(Problem to work on): Please quote the listing below line for line, leaving out the pictures.

(Source material):
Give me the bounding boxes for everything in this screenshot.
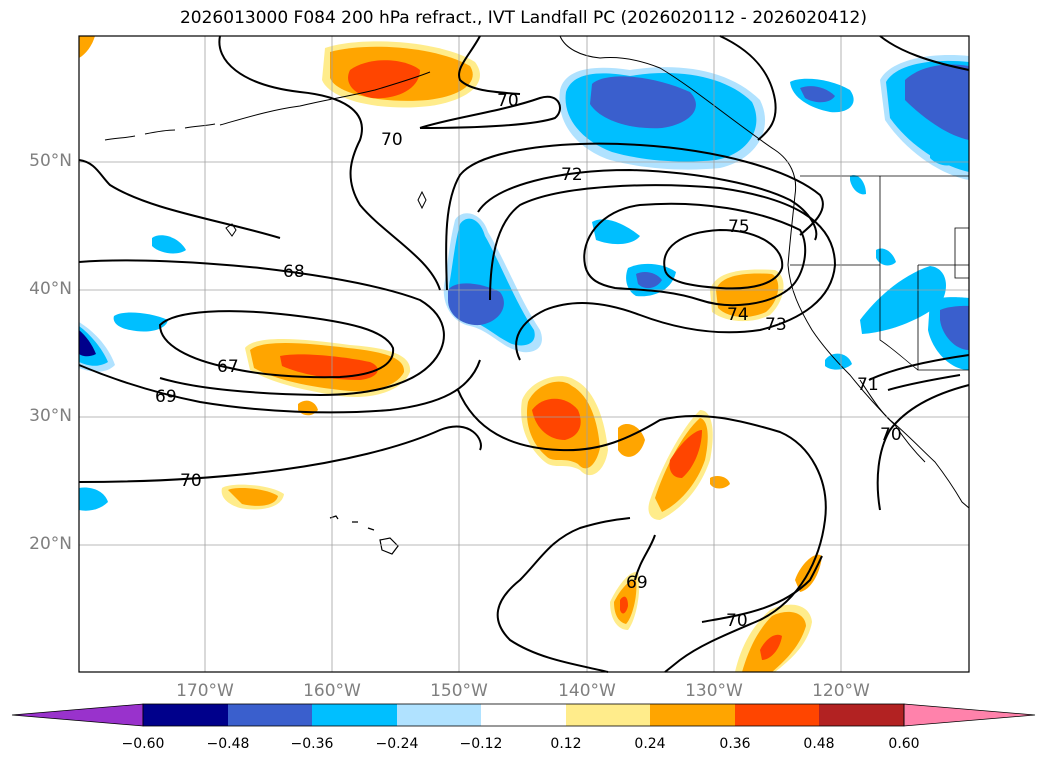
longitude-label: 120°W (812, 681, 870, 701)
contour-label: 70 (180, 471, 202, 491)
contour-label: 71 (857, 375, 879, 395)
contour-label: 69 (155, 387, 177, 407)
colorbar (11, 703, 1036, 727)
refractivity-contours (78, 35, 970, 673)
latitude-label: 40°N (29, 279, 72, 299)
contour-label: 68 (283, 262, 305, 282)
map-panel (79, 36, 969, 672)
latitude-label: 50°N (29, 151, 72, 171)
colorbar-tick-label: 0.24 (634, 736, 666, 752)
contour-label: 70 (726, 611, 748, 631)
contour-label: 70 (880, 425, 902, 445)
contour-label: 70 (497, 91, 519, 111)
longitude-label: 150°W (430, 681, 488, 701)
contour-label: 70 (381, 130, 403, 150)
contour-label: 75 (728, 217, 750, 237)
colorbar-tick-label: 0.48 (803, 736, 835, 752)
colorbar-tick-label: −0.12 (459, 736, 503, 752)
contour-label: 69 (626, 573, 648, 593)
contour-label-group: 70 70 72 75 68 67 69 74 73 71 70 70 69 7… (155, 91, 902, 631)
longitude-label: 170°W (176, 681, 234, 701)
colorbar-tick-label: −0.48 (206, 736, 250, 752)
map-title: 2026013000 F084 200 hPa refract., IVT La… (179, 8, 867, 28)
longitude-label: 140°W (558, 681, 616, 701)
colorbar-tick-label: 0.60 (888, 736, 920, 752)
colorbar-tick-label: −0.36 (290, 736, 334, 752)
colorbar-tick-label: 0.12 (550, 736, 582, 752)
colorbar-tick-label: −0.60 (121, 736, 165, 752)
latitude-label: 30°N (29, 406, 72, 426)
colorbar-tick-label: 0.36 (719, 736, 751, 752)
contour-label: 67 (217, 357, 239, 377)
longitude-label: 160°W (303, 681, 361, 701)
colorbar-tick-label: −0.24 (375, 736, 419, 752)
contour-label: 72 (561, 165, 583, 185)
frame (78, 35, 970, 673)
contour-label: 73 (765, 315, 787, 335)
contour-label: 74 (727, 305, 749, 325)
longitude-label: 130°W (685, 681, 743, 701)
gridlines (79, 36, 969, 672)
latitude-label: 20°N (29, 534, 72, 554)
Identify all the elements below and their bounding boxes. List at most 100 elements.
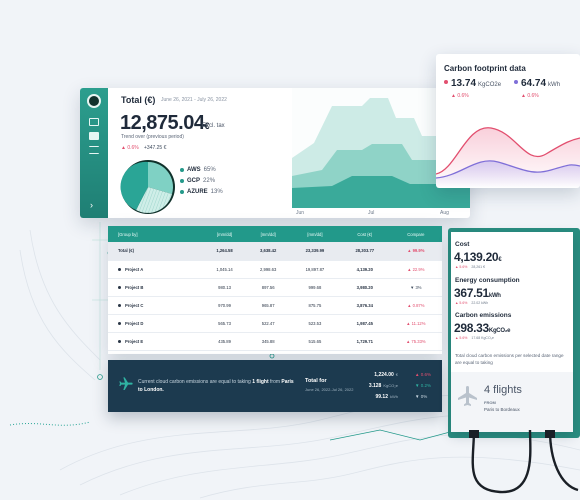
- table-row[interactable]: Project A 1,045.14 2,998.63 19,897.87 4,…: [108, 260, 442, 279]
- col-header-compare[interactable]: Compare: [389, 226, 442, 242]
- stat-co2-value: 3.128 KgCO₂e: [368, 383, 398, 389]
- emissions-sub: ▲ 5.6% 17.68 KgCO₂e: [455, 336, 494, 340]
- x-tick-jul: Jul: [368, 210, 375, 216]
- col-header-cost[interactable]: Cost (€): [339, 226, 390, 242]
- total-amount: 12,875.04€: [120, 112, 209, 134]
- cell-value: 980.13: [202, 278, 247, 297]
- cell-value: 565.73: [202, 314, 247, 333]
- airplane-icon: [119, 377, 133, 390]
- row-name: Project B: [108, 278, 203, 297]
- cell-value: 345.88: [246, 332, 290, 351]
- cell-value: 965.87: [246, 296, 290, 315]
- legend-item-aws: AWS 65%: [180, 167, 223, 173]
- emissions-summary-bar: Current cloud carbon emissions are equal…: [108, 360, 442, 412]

(Output):
Give me the bounding boxes for everything in this screenshot.
longitude-label: 120°W (812, 681, 870, 701)
contour-label: 70 (180, 471, 202, 491)
contour-label: 71 (857, 375, 879, 395)
contour-label: 69 (155, 387, 177, 407)
colorbar (11, 703, 1036, 727)
refractivity-contours (78, 35, 970, 673)
latitude-label: 40°N (29, 279, 72, 299)
contour-label: 68 (283, 262, 305, 282)
map-panel (79, 36, 969, 672)
latitude-label: 50°N (29, 151, 72, 171)
colorbar-tick-label: 0.24 (634, 736, 666, 752)
contour-label: 70 (726, 611, 748, 631)
contour-label: 70 (880, 425, 902, 445)
contour-label: 70 (497, 91, 519, 111)
longitude-label: 150°W (430, 681, 488, 701)
contour-label: 70 (381, 130, 403, 150)
contour-label: 75 (728, 217, 750, 237)
colorbar-tick-label: 0.48 (803, 736, 835, 752)
colorbar-tick-label: −0.12 (459, 736, 503, 752)
contour-label: 69 (626, 573, 648, 593)
contour-label-group: 70 70 72 75 68 67 69 74 73 71 70 70 69 7… (155, 91, 902, 631)
longitude-label: 170°W (176, 681, 234, 701)
colorbar-tick-label: −0.48 (206, 736, 250, 752)
map-title: 2026013000 F084 200 hPa refract., IVT La… (179, 8, 867, 28)
longitude-label: 140°W (558, 681, 616, 701)
colorbar-tick-label: 0.60 (888, 736, 920, 752)
colorbar-tick-label: −0.36 (290, 736, 334, 752)
colorbar-tick-label: 0.12 (550, 736, 582, 752)
colorbar-tick-label: −0.60 (121, 736, 165, 752)
latitude-label: 30°N (29, 406, 72, 426)
colorbar-tick-label: 0.36 (719, 736, 751, 752)
contour-label: 67 (217, 357, 239, 377)
longitude-label: 160°W (303, 681, 361, 701)
colorbar-tick-label: −0.24 (375, 736, 419, 752)
contour-label: 72 (561, 165, 583, 185)
frame (78, 35, 970, 673)
contour-label: 73 (765, 315, 787, 335)
contour-label: 74 (727, 305, 749, 325)
longitude-label: 130°W (685, 681, 743, 701)
gridlines (79, 36, 969, 672)
latitude-label: 20°N (29, 534, 72, 554)
Identify all the elements below and their bounding boxes. List at most 100 elements.
- table-row[interactable]: Project A 1,045.14 2,998.63 19,897.87 4,…: [108, 260, 442, 279]
- col-header-compare[interactable]: Compare: [389, 226, 442, 242]
- stat-co2-value: 3.128 KgCO₂e: [368, 383, 398, 389]
- emissions-sub: ▲ 5.6% 17.68 KgCO₂e: [455, 336, 494, 340]
- x-tick-jul: Jul: [368, 210, 375, 216]
- col-header-cost[interactable]: Cost (€): [339, 226, 390, 242]
- total-amount: 12,875.04€: [120, 112, 209, 134]
- cell-value: 980.13: [202, 278, 247, 297]
- cell-value: 565.73: [202, 314, 247, 333]
- airplane-icon: [119, 377, 133, 390]
- row-name: Project B: [108, 278, 203, 297]
- cell-value: 345.88: [246, 332, 290, 351]
- cell-value: 965.87: [246, 296, 290, 315]
- legend-item-aws: AWS 65%: [180, 167, 223, 173]
- emissions-summary-bar: Current cloud carbon emissions are equal…: [108, 360, 442, 412]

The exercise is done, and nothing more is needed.